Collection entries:
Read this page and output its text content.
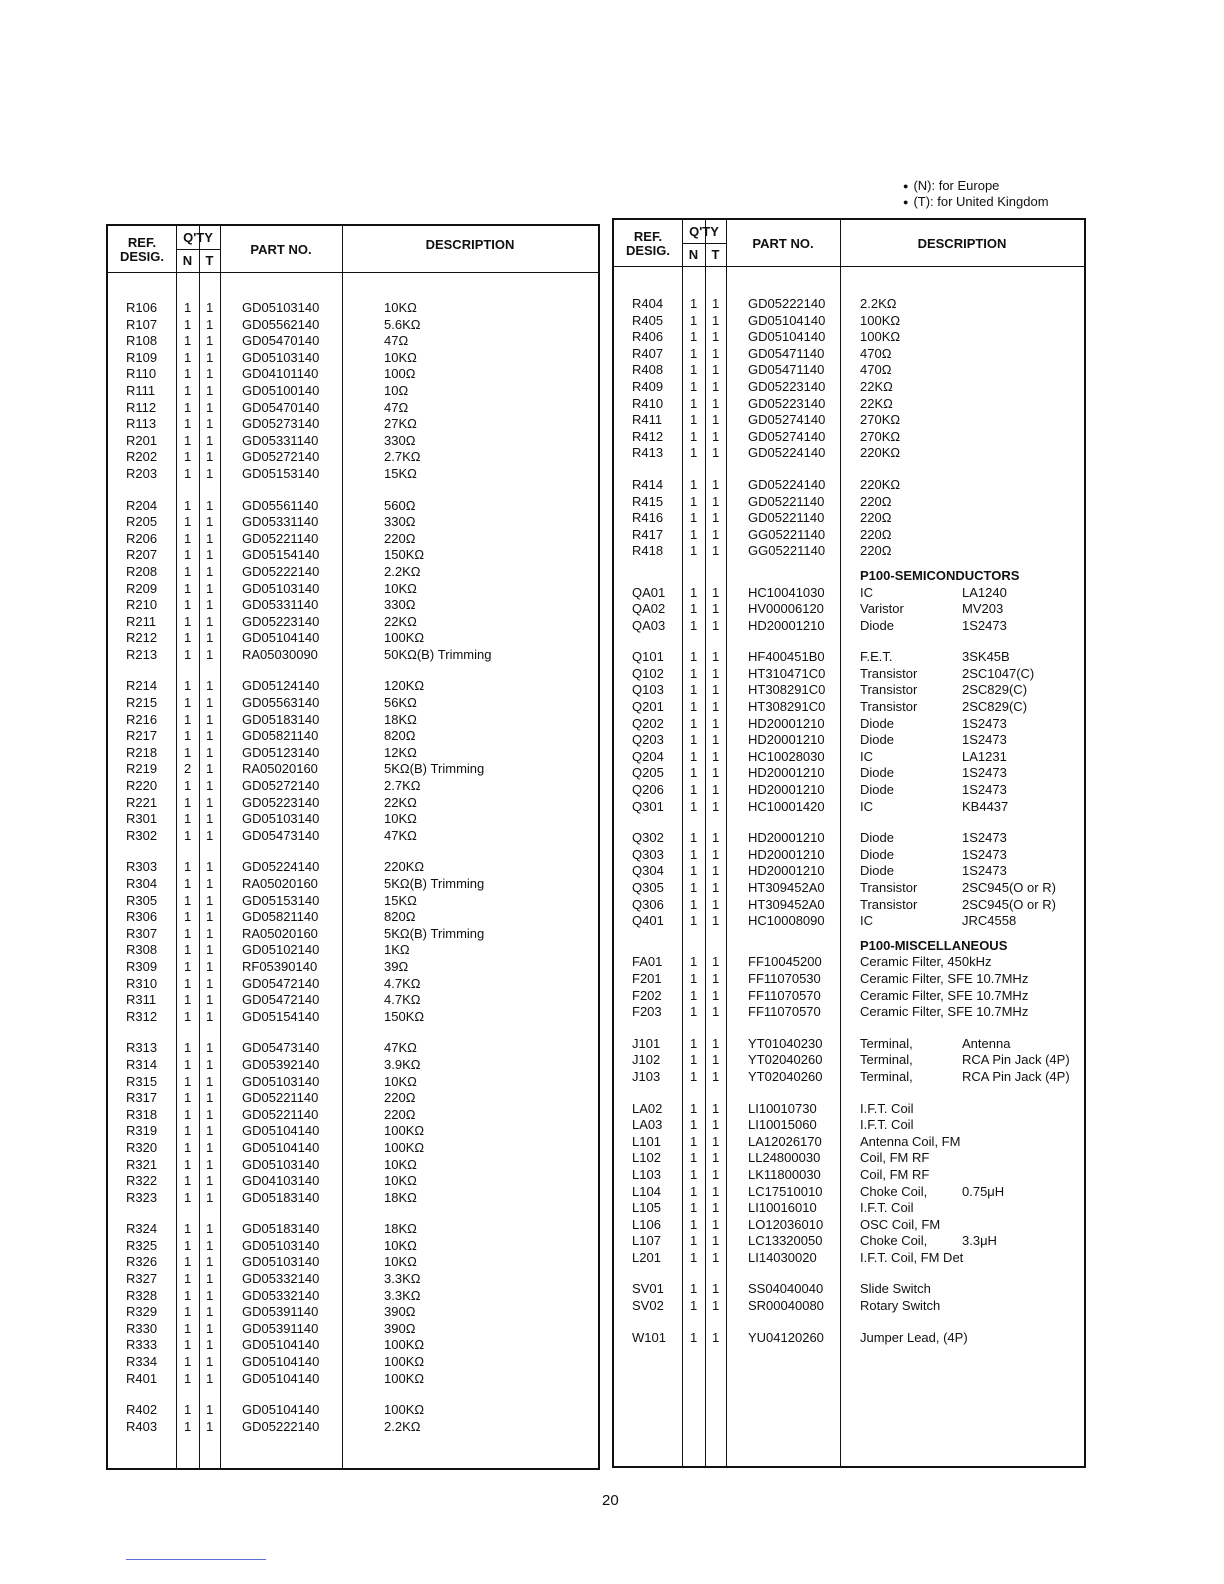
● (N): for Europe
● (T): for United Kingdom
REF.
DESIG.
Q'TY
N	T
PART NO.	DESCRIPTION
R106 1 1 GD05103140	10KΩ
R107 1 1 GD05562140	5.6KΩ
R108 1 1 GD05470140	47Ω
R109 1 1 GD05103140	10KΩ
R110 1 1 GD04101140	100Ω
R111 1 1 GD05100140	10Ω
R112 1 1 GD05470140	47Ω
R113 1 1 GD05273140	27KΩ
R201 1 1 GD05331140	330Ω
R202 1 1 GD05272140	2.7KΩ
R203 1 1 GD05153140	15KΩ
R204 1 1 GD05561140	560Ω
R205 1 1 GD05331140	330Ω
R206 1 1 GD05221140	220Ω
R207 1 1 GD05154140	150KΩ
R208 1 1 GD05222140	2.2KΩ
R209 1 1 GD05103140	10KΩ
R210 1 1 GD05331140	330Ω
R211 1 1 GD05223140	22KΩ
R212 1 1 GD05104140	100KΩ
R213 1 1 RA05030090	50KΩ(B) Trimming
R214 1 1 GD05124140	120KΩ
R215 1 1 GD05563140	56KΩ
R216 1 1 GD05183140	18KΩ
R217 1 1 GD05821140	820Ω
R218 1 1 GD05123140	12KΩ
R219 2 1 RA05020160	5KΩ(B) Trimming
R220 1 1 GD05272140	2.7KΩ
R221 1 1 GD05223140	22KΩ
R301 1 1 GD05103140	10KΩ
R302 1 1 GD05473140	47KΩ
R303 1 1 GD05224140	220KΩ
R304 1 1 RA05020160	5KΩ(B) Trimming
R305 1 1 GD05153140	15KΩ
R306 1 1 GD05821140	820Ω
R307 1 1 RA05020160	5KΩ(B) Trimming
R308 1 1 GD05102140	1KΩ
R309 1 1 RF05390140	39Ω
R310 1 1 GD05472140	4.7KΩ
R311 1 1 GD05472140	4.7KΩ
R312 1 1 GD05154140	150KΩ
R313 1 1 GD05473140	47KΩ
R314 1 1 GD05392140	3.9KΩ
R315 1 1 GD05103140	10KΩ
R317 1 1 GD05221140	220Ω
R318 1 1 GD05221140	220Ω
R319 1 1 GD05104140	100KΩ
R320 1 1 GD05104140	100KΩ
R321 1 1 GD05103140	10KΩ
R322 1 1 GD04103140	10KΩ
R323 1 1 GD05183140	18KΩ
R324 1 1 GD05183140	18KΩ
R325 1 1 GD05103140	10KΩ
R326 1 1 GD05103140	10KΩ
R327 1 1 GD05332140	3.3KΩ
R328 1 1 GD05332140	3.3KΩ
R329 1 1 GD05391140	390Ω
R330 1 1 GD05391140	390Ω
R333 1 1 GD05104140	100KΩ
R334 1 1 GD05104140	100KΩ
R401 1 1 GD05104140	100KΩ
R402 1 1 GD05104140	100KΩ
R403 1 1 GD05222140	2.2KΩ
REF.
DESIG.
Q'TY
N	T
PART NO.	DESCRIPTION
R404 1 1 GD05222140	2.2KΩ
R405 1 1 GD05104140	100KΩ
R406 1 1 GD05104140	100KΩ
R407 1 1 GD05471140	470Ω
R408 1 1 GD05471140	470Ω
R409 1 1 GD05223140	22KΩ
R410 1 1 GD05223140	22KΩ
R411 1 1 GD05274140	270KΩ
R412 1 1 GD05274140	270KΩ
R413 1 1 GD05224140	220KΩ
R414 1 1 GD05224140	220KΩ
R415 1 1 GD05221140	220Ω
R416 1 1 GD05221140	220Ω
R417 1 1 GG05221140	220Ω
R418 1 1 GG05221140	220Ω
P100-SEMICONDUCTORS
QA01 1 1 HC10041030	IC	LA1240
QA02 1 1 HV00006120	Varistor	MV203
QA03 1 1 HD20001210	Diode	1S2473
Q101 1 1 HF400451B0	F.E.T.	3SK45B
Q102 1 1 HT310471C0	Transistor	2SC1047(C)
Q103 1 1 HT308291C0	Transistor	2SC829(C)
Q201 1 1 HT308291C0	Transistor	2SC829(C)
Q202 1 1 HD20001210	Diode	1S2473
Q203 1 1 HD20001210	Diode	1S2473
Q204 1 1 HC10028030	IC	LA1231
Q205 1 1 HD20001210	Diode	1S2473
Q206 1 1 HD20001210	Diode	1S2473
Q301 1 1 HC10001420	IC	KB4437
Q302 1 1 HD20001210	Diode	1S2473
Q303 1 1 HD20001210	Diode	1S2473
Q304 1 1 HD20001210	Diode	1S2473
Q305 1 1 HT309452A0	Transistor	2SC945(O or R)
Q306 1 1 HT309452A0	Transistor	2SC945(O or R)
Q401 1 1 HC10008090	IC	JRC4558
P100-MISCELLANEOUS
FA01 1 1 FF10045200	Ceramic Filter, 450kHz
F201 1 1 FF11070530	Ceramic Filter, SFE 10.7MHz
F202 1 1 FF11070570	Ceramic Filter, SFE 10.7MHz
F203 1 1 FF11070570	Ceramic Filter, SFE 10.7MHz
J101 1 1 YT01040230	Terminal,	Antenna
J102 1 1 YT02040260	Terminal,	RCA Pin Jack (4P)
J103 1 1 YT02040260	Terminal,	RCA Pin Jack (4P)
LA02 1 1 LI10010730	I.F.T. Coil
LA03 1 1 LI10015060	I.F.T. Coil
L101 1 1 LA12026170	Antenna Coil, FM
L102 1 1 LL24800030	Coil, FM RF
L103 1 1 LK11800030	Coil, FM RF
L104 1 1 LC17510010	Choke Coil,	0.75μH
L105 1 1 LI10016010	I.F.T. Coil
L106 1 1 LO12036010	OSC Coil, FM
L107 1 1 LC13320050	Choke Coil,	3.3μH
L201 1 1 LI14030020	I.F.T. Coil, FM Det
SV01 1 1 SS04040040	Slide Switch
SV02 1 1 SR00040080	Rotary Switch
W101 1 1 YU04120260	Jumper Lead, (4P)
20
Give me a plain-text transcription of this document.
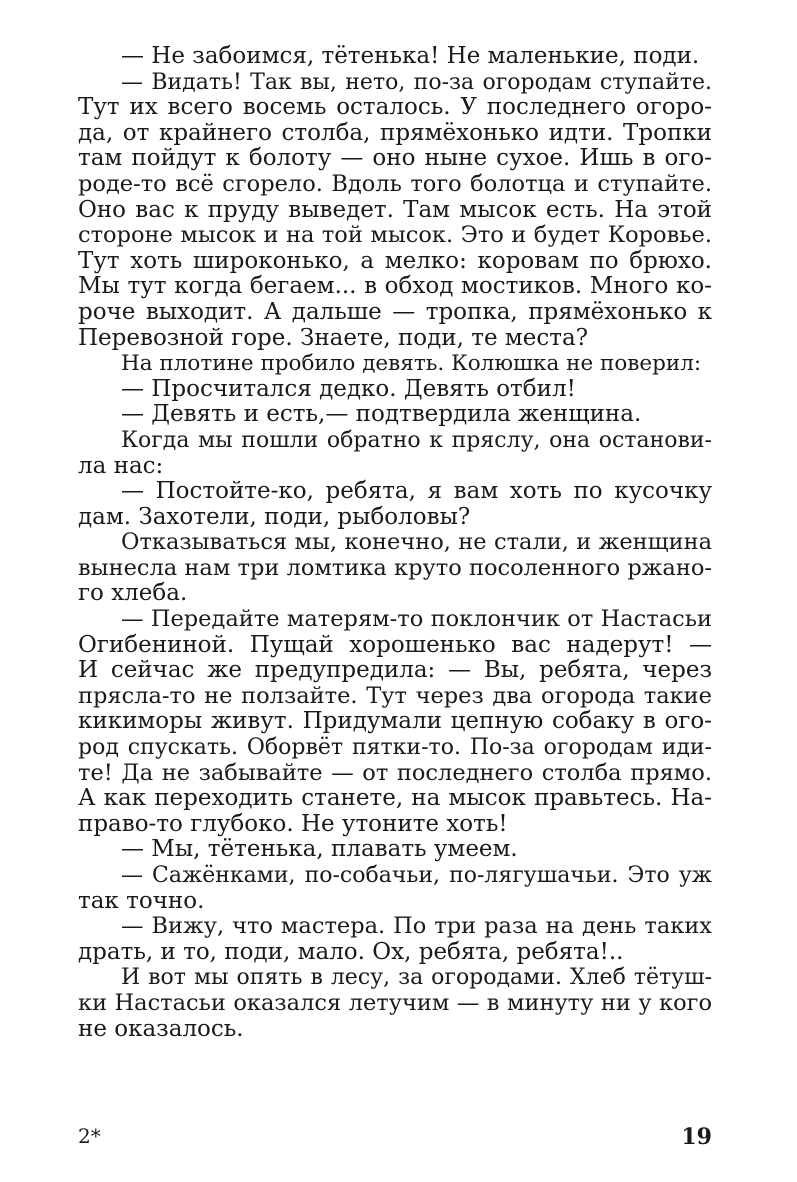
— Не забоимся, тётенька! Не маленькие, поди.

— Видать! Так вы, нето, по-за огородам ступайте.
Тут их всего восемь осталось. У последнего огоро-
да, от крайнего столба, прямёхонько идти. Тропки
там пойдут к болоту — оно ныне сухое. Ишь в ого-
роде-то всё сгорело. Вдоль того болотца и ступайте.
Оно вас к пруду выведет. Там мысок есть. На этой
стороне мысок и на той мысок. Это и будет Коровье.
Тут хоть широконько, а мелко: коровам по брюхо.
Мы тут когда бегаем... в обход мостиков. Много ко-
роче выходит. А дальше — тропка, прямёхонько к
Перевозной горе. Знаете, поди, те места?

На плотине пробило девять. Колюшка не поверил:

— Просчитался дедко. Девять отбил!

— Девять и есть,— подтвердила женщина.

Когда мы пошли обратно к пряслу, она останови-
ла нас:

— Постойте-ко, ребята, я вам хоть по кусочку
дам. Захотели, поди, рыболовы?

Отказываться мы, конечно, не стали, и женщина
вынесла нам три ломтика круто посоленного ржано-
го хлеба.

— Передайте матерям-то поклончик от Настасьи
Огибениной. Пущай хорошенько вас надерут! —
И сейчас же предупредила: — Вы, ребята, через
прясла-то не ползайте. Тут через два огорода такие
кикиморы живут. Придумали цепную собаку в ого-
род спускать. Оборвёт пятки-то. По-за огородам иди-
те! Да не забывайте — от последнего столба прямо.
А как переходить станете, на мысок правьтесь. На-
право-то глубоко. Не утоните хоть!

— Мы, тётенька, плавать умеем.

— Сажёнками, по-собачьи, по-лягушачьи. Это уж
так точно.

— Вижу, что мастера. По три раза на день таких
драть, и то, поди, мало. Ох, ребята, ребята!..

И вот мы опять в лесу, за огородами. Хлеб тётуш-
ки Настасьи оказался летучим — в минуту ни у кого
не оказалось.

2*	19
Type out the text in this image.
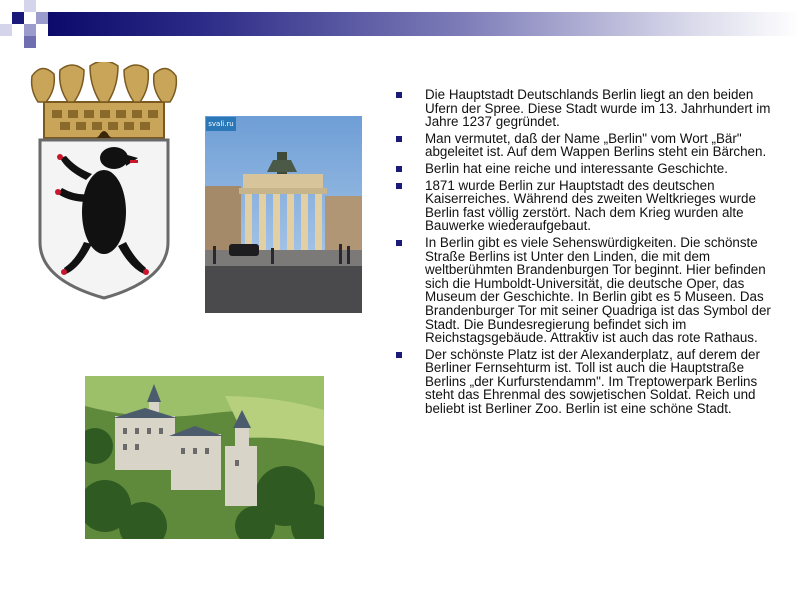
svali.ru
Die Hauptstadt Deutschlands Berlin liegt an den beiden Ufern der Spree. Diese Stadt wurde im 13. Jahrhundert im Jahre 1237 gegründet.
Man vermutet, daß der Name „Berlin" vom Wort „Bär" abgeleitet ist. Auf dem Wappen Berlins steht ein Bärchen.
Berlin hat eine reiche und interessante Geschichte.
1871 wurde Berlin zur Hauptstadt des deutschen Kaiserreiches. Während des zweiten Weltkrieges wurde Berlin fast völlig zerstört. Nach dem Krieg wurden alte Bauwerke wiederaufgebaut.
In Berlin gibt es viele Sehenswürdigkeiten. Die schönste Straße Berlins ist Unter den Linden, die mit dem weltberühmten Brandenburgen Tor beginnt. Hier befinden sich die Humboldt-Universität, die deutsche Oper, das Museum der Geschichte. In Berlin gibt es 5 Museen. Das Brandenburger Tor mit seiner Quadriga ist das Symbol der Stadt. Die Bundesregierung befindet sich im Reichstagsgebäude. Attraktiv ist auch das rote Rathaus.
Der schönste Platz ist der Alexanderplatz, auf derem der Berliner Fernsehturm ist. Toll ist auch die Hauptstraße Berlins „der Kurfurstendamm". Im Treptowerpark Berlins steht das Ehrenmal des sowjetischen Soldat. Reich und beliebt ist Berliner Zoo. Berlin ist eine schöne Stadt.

PROBLEM TO SOLVE:
Give only the count of lines in which the string "Terminal" appears.

TASK RESPONSE:
3